## The task
Write out the whole listing exactly as it stands.

A run of records
* * * * *
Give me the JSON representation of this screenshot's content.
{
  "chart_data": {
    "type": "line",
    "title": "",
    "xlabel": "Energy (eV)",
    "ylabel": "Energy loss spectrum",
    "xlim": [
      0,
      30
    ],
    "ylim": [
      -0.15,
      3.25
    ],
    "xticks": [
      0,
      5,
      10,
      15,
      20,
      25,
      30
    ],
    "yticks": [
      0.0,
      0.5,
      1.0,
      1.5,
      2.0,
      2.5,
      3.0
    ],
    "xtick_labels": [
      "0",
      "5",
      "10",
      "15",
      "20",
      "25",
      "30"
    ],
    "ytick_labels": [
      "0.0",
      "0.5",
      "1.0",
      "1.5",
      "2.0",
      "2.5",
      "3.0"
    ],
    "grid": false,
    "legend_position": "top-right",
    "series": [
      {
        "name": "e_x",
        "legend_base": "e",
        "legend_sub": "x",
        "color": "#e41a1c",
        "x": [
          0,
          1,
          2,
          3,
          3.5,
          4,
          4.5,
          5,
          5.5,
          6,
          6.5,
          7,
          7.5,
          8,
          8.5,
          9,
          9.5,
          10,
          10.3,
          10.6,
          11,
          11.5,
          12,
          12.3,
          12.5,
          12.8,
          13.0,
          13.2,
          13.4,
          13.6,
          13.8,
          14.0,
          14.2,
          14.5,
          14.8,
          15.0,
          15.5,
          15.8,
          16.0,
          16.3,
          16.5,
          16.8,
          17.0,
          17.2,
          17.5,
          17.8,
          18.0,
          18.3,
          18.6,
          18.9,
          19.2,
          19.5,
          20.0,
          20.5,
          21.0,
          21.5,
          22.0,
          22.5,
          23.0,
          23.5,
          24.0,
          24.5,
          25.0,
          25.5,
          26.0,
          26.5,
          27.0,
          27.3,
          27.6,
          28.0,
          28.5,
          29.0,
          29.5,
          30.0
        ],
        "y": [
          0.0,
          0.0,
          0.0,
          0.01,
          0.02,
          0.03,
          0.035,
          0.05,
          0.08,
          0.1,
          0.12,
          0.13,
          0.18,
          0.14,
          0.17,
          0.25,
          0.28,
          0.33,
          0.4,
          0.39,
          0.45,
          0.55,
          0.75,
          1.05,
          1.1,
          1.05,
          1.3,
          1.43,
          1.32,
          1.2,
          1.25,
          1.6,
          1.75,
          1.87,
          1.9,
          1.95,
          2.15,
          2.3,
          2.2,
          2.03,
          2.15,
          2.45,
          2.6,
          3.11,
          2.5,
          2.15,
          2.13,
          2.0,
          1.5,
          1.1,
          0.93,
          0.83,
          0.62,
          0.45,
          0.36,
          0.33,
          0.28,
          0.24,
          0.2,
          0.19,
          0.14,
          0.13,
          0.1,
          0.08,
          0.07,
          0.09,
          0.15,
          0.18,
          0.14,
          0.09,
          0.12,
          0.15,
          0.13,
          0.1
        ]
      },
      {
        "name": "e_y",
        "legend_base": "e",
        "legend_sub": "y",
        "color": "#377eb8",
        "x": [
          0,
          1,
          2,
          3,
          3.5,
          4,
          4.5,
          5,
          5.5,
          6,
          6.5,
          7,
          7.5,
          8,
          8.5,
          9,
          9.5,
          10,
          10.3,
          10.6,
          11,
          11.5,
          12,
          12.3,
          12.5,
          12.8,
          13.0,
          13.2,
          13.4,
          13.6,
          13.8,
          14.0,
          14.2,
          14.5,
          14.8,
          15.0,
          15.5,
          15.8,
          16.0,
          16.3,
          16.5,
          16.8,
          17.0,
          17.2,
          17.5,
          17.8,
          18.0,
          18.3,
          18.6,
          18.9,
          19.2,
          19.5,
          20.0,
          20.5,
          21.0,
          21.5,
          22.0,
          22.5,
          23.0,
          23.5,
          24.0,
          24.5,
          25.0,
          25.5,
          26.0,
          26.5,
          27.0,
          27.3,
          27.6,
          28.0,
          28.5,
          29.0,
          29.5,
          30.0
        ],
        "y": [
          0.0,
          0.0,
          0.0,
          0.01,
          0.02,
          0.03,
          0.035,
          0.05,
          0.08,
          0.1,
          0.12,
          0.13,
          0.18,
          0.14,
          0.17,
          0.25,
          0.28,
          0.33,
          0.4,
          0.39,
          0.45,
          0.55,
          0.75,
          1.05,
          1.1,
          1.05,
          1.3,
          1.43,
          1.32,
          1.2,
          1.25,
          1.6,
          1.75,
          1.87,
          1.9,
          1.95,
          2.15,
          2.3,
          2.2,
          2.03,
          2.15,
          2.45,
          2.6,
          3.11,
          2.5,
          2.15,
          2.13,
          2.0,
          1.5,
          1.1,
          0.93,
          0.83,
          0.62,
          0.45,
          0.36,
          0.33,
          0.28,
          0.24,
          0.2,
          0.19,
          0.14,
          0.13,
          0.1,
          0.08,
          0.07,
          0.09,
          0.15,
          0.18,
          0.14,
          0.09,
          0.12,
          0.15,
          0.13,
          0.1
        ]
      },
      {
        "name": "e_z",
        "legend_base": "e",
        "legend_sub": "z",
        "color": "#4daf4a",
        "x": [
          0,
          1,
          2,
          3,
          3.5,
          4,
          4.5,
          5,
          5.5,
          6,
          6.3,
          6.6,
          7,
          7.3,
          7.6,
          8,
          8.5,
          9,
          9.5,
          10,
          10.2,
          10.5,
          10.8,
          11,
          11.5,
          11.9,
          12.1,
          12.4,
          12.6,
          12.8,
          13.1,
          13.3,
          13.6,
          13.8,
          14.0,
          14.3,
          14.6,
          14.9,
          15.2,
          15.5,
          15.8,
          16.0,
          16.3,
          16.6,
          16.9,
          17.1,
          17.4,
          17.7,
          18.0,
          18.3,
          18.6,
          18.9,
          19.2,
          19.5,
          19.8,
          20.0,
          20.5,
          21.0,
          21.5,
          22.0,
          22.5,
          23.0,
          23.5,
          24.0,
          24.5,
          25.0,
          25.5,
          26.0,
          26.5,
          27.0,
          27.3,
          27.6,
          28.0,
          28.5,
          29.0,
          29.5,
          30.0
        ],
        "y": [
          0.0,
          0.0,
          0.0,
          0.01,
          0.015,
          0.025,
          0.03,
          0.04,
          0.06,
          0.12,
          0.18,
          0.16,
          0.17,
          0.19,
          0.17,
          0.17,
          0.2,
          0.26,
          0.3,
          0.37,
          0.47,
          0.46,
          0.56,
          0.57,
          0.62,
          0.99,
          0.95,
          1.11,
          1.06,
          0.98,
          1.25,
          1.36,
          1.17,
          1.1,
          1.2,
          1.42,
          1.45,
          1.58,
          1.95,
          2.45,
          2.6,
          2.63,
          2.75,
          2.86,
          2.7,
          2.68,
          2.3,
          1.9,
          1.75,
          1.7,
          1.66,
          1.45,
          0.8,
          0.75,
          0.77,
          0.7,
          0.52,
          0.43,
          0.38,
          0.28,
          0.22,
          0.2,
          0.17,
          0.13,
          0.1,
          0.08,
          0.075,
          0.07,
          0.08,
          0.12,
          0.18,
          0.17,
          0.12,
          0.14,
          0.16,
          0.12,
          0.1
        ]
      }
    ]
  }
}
* * * * *
## Exercise answer
Give me the JSON representation of this screenshot's content.
{
  "chart_data": {
    "type": "line",
    "title": "",
    "xlabel": "Energy (eV)",
    "ylabel": "Energy loss spectrum",
    "xlim": [
      0,
      30
    ],
    "ylim": [
      -0.15,
      3.25
    ],
    "xticks": [
      0,
      5,
      10,
      15,
      20,
      25,
      30
    ],
    "yticks": [
      0.0,
      0.5,
      1.0,
      1.5,
      2.0,
      2.5,
      3.0
    ],
    "xtick_labels": [
      "0",
      "5",
      "10",
      "15",
      "20",
      "25",
      "30"
    ],
    "ytick_labels": [
      "0.0",
      "0.5",
      "1.0",
      "1.5",
      "2.0",
      "2.5",
      "3.0"
    ],
    "grid": false,
    "legend_position": "top-right",
    "series": [
      {
        "name": "e_x",
        "legend_base": "e",
        "legend_sub": "x",
        "color": "#e41a1c",
        "x": [
          0,
          1,
          2,
          3,
          3.5,
          4,
          4.5,
          5,
          5.5,
          6,
          6.5,
          7,
          7.5,
          8,
          8.5,
          9,
          9.5,
          10,
          10.3,
          10.6,
          11,
          11.5,
          12,
          12.3,
          12.5,
          12.8,
          13.0,
          13.2,
          13.4,
          13.6,
          13.8,
          14.0,
          14.2,
          14.5,
          14.8,
          15.0,
          15.5,
          15.8,
          16.0,
          16.3,
          16.5,
          16.8,
          17.0,
          17.2,
          17.5,
          17.8,
          18.0,
          18.3,
          18.6,
          18.9,
          19.2,
          19.5,
          20.0,
          20.5,
          21.0,
          21.5,
          22.0,
          22.5,
          23.0,
          23.5,
          24.0,
          24.5,
          25.0,
          25.5,
          26.0,
          26.5,
          27.0,
          27.3,
          27.6,
          28.0,
          28.5,
          29.0,
          29.5,
          30.0
        ],
        "y": [
          0.0,
          0.0,
          0.0,
          0.01,
          0.02,
          0.03,
          0.035,
          0.05,
          0.08,
          0.1,
          0.12,
          0.13,
          0.18,
          0.14,
          0.17,
          0.25,
          0.28,
          0.33,
          0.4,
          0.39,
          0.45,
          0.55,
          0.75,
          1.05,
          1.1,
          1.05,
          1.3,
          1.43,
          1.32,
          1.2,
          1.25,
          1.6,
          1.75,
          1.87,
          1.9,
          1.95,
          2.15,
          2.3,
          2.2,
          2.03,
          2.15,
          2.45,
          2.6,
          3.11,
          2.5,
          2.15,
          2.13,
          2.0,
          1.5,
          1.1,
          0.93,
          0.83,
          0.62,
          0.45,
          0.36,
          0.33,
          0.28,
          0.24,
          0.2,
          0.19,
          0.14,
          0.13,
          0.1,
          0.08,
          0.07,
          0.09,
          0.15,
          0.18,
          0.14,
          0.09,
          0.12,
          0.15,
          0.13,
          0.1
        ]
      },
      {
        "name": "e_y",
        "legend_base": "e",
        "legend_sub": "y",
        "color": "#377eb8",
        "x": [
          0,
          1,
          2,
          3,
          3.5,
          4,
          4.5,
          5,
          5.5,
          6,
          6.5,
          7,
          7.5,
          8,
          8.5,
          9,
          9.5,
          10,
          10.3,
          10.6,
          11,
          11.5,
          12,
          12.3,
          12.5,
          12.8,
          13.0,
          13.2,
          13.4,
          13.6,
          13.8,
          14.0,
          14.2,
          14.5,
          14.8,
          15.0,
          15.5,
          15.8,
          16.0,
          16.3,
          16.5,
          16.8,
          17.0,
          17.2,
          17.5,
          17.8,
          18.0,
          18.3,
          18.6,
          18.9,
          19.2,
          19.5,
          20.0,
          20.5,
          21.0,
          21.5,
          22.0,
          22.5,
          23.0,
          23.5,
          24.0,
          24.5,
          25.0,
          25.5,
          26.0,
          26.5,
          27.0,
          27.3,
          27.6,
          28.0,
          28.5,
          29.0,
          29.5,
          30.0
        ],
        "y": [
          0.0,
          0.0,
          0.0,
          0.01,
          0.02,
          0.03,
          0.035,
          0.05,
          0.08,
          0.1,
          0.12,
          0.13,
          0.18,
          0.14,
          0.17,
          0.25,
          0.28,
          0.33,
          0.4,
          0.39,
          0.45,
          0.55,
          0.75,
          1.05,
          1.1,
          1.05,
          1.3,
          1.43,
          1.32,
          1.2,
          1.25,
          1.6,
          1.75,
          1.87,
          1.9,
          1.95,
          2.15,
          2.3,
          2.2,
          2.03,
          2.15,
          2.45,
          2.6,
          3.11,
          2.5,
          2.15,
          2.13,
          2.0,
          1.5,
          1.1,
          0.93,
          0.83,
          0.62,
          0.45,
          0.36,
          0.33,
          0.28,
          0.24,
          0.2,
          0.19,
          0.14,
          0.13,
          0.1,
          0.08,
          0.07,
          0.09,
          0.15,
          0.18,
          0.14,
          0.09,
          0.12,
          0.15,
          0.13,
          0.1
        ]
      },
      {
        "name": "e_z",
        "legend_base": "e",
        "legend_sub": "z",
        "color": "#4daf4a",
        "x": [
          0,
          1,
          2,
          3,
          3.5,
          4,
          4.5,
          5,
          5.5,
          6,
          6.3,
          6.6,
          7,
          7.3,
          7.6,
          8,
          8.5,
          9,
          9.5,
          10,
          10.2,
          10.5,
          10.8,
          11,
          11.5,
          11.9,
          12.1,
          12.4,
          12.6,
          12.8,
          13.1,
          13.3,
          13.6,
          13.8,
          14.0,
          14.3,
          14.6,
          14.9,
          15.2,
          15.5,
          15.8,
          16.0,
          16.3,
          16.6,
          16.9,
          17.1,
          17.4,
          17.7,
          18.0,
          18.3,
          18.6,
          18.9,
          19.2,
          19.5,
          19.8,
          20.0,
          20.5,
          21.0,
          21.5,
          22.0,
          22.5,
          23.0,
          23.5,
          24.0,
          24.5,
          25.0,
          25.5,
          26.0,
          26.5,
          27.0,
          27.3,
          27.6,
          28.0,
          28.5,
          29.0,
          29.5,
          30.0
        ],
        "y": [
          0.0,
          0.0,
          0.0,
          0.01,
          0.015,
          0.025,
          0.03,
          0.04,
          0.06,
          0.12,
          0.18,
          0.16,
          0.17,
          0.19,
          0.17,
          0.17,
          0.2,
          0.26,
          0.3,
          0.37,
          0.47,
          0.46,
          0.56,
          0.57,
          0.62,
          0.99,
          0.95,
          1.11,
          1.06,
          0.98,
          1.25,
          1.36,
          1.17,
          1.1,
          1.2,
          1.42,
          1.45,
          1.58,
          1.95,
          2.45,
          2.6,
          2.63,
          2.75,
          2.86,
          2.7,
          2.68,
          2.3,
          1.9,
          1.75,
          1.7,
          1.66,
          1.45,
          0.8,
          0.75,
          0.77,
          0.7,
          0.52,
          0.43,
          0.38,
          0.28,
          0.22,
          0.2,
          0.17,
          0.13,
          0.1,
          0.08,
          0.075,
          0.07,
          0.08,
          0.12,
          0.18,
          0.17,
          0.12,
          0.14,
          0.16,
          0.12,
          0.1
        ]
      }
    ]
  }
}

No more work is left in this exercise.